Exercise goal:
Rewrite the data between the line containing "I need the location" and the line containing "x-tick-label: IV [694,280,708,288]", inclusive, as a numbered list with no blank lines. Leave out the pictures.

Extracted entries:
--- --- ---

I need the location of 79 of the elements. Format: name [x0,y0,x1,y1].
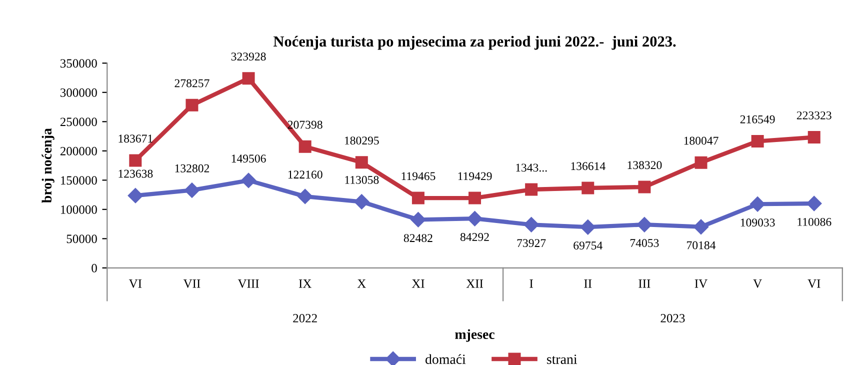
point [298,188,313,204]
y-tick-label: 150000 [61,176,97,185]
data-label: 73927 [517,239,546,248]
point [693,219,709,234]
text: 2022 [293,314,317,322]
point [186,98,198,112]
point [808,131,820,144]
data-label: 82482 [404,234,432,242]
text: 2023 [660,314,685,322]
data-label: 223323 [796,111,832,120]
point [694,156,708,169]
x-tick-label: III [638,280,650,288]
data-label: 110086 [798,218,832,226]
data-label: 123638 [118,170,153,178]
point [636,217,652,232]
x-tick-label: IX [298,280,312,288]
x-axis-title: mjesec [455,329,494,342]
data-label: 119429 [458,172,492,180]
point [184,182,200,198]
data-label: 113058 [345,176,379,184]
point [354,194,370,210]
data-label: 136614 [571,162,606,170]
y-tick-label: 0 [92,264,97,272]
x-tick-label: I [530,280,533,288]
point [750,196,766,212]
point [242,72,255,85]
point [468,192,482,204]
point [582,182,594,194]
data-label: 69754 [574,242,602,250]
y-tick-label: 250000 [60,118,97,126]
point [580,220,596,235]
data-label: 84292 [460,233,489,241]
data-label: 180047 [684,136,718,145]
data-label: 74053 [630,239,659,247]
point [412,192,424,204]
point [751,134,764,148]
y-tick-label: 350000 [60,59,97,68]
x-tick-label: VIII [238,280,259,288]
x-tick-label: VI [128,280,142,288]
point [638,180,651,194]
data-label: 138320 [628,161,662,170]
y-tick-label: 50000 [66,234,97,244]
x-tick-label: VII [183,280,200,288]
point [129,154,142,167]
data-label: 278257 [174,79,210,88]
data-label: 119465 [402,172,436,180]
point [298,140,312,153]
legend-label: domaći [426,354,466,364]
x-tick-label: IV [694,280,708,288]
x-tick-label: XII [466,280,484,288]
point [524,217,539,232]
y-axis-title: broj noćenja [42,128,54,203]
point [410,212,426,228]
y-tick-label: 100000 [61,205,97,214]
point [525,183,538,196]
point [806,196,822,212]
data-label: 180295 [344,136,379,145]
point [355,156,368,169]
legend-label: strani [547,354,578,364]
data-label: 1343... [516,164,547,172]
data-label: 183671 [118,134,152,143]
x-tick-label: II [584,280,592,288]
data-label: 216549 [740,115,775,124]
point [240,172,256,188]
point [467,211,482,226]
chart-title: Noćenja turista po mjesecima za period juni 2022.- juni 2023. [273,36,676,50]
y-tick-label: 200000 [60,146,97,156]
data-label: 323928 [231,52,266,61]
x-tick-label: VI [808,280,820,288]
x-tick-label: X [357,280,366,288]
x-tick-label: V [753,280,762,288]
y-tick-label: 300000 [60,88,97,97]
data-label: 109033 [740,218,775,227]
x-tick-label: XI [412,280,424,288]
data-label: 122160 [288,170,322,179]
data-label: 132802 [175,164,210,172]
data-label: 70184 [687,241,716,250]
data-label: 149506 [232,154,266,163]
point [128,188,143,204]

--- --- ---

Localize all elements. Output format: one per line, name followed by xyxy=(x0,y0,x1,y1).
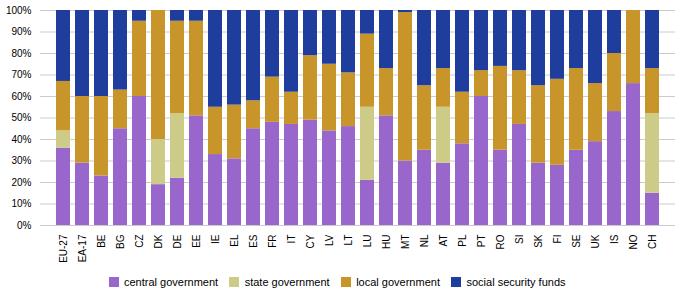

--- --- ---

Solution to this task:
1. I need the location of 79 of the elements. Format: name [x0,y0,x1,y1].
2. point [298,188,313,204]
3. y-tick-label: 150000 [61,176,97,185]
4. data-label: 73927 [517,239,546,248]
5. point [693,219,709,234]
6. text: 2022 [293,314,317,322]
7. point [186,98,198,112]
8. point [808,131,820,144]
9. data-label: 82482 [404,234,432,242]
10. text: 2023 [660,314,685,322]
11. data-label: 223323 [796,111,832,120]
12. point [694,156,708,169]
13. x-tick-label: III [638,280,650,288]
14. data-label: 110086 [798,218,832,226]
15. data-label: 123638 [118,170,153,178]
16. point [636,217,652,232]
17. x-tick-label: IX [298,280,312,288]
18. x-axis-title: mjesec [455,329,494,342]
19. data-label: 119429 [458,172,492,180]
20. point [184,182,200,198]
21. data-label: 113058 [345,176,379,184]
22. point [354,194,370,210]
23. data-label: 136614 [571,162,606,170]
24. y-tick-label: 0 [92,264,97,272]
25. x-tick-label: I [530,280,533,288]
26. point [750,196,766,212]
27. point [242,72,255,85]
28. point [468,192,482,204]
29. point [582,182,594,194]
30. data-label: 69754 [574,242,602,250]
31. y-tick-label: 250000 [60,118,97,126]
32. point [580,220,596,235]
33. data-label: 84292 [460,233,489,241]
34. data-label: 180047 [684,136,718,145]
35. data-label: 74053 [630,239,659,247]
36. point [412,192,424,204]
37. point [751,134,764,148]
38. y-tick-label: 350000 [60,59,97,68]
39. x-tick-label: VIII [238,280,259,288]
40. x-tick-label: VI [128,280,142,288]
41. point [638,180,651,194]
42. data-label: 138320 [628,161,662,170]
43. y-tick-label: 50000 [66,234,97,244]
44. x-tick-label: VII [183,280,200,288]
45. point [129,154,142,167]
46. data-label: 278257 [174,79,210,88]
47. data-label: 119465 [402,172,436,180]
48. point [298,140,312,153]
49. legend-label: domaći [426,354,466,364]
50. x-tick-label: IV [694,280,708,288]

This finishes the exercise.